LISTED ENTRIES:
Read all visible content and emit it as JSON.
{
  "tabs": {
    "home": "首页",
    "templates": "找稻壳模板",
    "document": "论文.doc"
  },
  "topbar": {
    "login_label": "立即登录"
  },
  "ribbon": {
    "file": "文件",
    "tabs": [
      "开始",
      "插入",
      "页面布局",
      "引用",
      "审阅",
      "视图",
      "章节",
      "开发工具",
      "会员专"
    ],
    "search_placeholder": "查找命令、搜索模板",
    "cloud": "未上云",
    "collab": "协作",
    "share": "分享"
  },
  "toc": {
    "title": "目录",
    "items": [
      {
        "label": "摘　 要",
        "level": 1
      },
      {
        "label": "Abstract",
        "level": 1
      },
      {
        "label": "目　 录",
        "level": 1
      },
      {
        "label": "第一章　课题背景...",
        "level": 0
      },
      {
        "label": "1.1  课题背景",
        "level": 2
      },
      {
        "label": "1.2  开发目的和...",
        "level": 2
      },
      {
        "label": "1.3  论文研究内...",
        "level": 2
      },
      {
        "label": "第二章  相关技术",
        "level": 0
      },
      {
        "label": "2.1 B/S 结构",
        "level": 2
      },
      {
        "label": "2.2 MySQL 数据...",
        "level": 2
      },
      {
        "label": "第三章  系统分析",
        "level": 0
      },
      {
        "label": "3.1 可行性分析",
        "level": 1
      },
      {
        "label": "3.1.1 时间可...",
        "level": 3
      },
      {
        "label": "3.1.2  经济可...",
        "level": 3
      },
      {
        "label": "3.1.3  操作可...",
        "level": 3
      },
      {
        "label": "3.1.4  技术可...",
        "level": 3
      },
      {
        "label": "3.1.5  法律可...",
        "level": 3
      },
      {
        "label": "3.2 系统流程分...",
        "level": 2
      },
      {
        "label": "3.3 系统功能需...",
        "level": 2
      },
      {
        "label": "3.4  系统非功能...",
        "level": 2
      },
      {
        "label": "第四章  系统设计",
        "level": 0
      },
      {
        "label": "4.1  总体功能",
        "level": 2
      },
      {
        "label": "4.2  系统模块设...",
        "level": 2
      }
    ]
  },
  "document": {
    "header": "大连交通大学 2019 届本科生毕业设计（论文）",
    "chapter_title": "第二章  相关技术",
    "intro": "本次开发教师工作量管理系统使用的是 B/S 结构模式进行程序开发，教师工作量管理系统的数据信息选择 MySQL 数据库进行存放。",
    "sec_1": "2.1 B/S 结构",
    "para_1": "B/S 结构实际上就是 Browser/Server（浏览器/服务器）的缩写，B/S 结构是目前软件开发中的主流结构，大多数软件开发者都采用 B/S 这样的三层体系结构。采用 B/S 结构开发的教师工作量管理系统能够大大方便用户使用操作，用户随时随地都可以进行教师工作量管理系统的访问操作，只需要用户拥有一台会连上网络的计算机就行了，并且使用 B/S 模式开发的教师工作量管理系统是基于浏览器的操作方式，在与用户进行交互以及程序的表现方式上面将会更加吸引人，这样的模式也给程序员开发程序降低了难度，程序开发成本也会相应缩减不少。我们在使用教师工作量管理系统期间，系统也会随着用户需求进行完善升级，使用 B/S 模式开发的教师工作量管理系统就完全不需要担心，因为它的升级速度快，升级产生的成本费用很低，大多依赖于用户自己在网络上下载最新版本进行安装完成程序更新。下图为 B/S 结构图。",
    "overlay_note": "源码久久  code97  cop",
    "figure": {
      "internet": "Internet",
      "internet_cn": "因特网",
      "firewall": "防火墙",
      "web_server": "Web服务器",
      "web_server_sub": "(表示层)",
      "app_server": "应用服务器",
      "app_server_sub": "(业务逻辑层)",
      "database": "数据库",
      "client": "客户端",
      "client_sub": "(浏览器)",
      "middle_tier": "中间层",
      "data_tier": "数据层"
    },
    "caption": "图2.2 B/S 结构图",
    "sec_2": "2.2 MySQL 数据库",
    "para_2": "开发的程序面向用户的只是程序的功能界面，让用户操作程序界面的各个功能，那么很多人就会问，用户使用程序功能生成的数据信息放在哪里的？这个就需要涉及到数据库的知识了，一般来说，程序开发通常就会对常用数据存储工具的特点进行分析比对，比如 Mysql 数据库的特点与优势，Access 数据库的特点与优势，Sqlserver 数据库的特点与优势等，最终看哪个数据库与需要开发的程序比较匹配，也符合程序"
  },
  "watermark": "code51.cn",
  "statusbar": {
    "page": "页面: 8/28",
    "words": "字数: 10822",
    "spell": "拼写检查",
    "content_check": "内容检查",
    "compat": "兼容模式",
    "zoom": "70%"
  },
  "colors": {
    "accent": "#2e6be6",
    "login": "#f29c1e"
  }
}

WHAT THE TASK ASKS: Would you give the material above again, complete and exact?

ANSWER BELOW:
Read all visible content and emit it as JSON.
{
  "tabs": {
    "home": "首页",
    "templates": "找稻壳模板",
    "document": "论文.doc"
  },
  "topbar": {
    "login_label": "立即登录"
  },
  "ribbon": {
    "file": "文件",
    "tabs": [
      "开始",
      "插入",
      "页面布局",
      "引用",
      "审阅",
      "视图",
      "章节",
      "开发工具",
      "会员专"
    ],
    "search_placeholder": "查找命令、搜索模板",
    "cloud": "未上云",
    "collab": "协作",
    "share": "分享"
  },
  "toc": {
    "title": "目录",
    "items": [
      {
        "label": "摘　 要",
        "level": 1
      },
      {
        "label": "Abstract",
        "level": 1
      },
      {
        "label": "目　 录",
        "level": 1
      },
      {
        "label": "第一章　课题背景...",
        "level": 0
      },
      {
        "label": "1.1  课题背景",
        "level": 2
      },
      {
        "label": "1.2  开发目的和...",
        "level": 2
      },
      {
        "label": "1.3  论文研究内...",
        "level": 2
      },
      {
        "label": "第二章  相关技术",
        "level": 0
      },
      {
        "label": "2.1 B/S 结构",
        "level": 2
      },
      {
        "label": "2.2 MySQL 数据...",
        "level": 2
      },
      {
        "label": "第三章  系统分析",
        "level": 0
      },
      {
        "label": "3.1 可行性分析",
        "level": 1
      },
      {
        "label": "3.1.1 时间可...",
        "level": 3
      },
      {
        "label": "3.1.2  经济可...",
        "level": 3
      },
      {
        "label": "3.1.3  操作可...",
        "level": 3
      },
      {
        "label": "3.1.4  技术可...",
        "level": 3
      },
      {
        "label": "3.1.5  法律可...",
        "level": 3
      },
      {
        "label": "3.2 系统流程分...",
        "level": 2
      },
      {
        "label": "3.3 系统功能需...",
        "level": 2
      },
      {
        "label": "3.4  系统非功能...",
        "level": 2
      },
      {
        "label": "第四章  系统设计",
        "level": 0
      },
      {
        "label": "4.1  总体功能",
        "level": 2
      },
      {
        "label": "4.2  系统模块设...",
        "level": 2
      }
    ]
  },
  "document": {
    "header": "大连交通大学 2019 届本科生毕业设计（论文）",
    "chapter_title": "第二章  相关技术",
    "intro": "本次开发教师工作量管理系统使用的是 B/S 结构模式进行程序开发，教师工作量管理系统的数据信息选择 MySQL 数据库进行存放。",
    "sec_1": "2.1 B/S 结构",
    "para_1": "B/S 结构实际上就是 Browser/Server（浏览器/服务器）的缩写，B/S 结构是目前软件开发中的主流结构，大多数软件开发者都采用 B/S 这样的三层体系结构。采用 B/S 结构开发的教师工作量管理系统能够大大方便用户使用操作，用户随时随地都可以进行教师工作量管理系统的访问操作，只需要用户拥有一台会连上网络的计算机就行了，并且使用 B/S 模式开发的教师工作量管理系统是基于浏览器的操作方式，在与用户进行交互以及程序的表现方式上面将会更加吸引人，这样的模式也给程序员开发程序降低了难度，程序开发成本也会相应缩减不少。我们在使用教师工作量管理系统期间，系统也会随着用户需求进行完善升级，使用 B/S 模式开发的教师工作量管理系统就完全不需要担心，因为它的升级速度快，升级产生的成本费用很低，大多依赖于用户自己在网络上下载最新版本进行安装完成程序更新。下图为 B/S 结构图。",
    "overlay_note": "源码久久  code97  cop",
    "figure": {
      "internet": "Internet",
      "internet_cn": "因特网",
      "firewall": "防火墙",
      "web_server": "Web服务器",
      "web_server_sub": "(表示层)",
      "app_server": "应用服务器",
      "app_server_sub": "(业务逻辑层)",
      "database": "数据库",
      "client": "客户端",
      "client_sub": "(浏览器)",
      "middle_tier": "中间层",
      "data_tier": "数据层"
    },
    "caption": "图2.2 B/S 结构图",
    "sec_2": "2.2 MySQL 数据库",
    "para_2": "开发的程序面向用户的只是程序的功能界面，让用户操作程序界面的各个功能，那么很多人就会问，用户使用程序功能生成的数据信息放在哪里的？这个就需要涉及到数据库的知识了，一般来说，程序开发通常就会对常用数据存储工具的特点进行分析比对，比如 Mysql 数据库的特点与优势，Access 数据库的特点与优势，Sqlserver 数据库的特点与优势等，最终看哪个数据库与需要开发的程序比较匹配，也符合程序"
  },
  "watermark": "code51.cn",
  "statusbar": {
    "page": "页面: 8/28",
    "words": "字数: 10822",
    "spell": "拼写检查",
    "content_check": "内容检查",
    "compat": "兼容模式",
    "zoom": "70%"
  },
  "colors": {
    "accent": "#2e6be6",
    "login": "#f29c1e"
  }
}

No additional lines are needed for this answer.